═══ Excerpted records
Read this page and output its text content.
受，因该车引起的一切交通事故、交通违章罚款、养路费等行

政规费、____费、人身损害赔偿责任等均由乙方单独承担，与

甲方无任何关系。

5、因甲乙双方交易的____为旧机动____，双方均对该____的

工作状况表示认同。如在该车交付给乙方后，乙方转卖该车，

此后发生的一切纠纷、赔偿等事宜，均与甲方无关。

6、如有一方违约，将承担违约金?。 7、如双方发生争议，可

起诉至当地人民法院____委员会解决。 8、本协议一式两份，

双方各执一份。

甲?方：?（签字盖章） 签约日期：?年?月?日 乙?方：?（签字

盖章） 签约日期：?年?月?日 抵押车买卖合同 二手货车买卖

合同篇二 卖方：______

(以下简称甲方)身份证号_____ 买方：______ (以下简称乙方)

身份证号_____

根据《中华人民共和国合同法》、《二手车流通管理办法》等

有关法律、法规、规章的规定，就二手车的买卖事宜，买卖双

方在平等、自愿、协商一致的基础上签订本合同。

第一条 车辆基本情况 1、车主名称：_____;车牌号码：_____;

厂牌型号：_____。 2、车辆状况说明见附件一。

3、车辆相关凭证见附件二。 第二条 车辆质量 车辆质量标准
══════
Copy out every line holding the string "签约日期".

甲?方：?（签字盖章） 签约日期：?年?月?日 乙?方：?（签字
盖章） 签约日期：?年?月?日 抵押车买卖合同 二手货车买卖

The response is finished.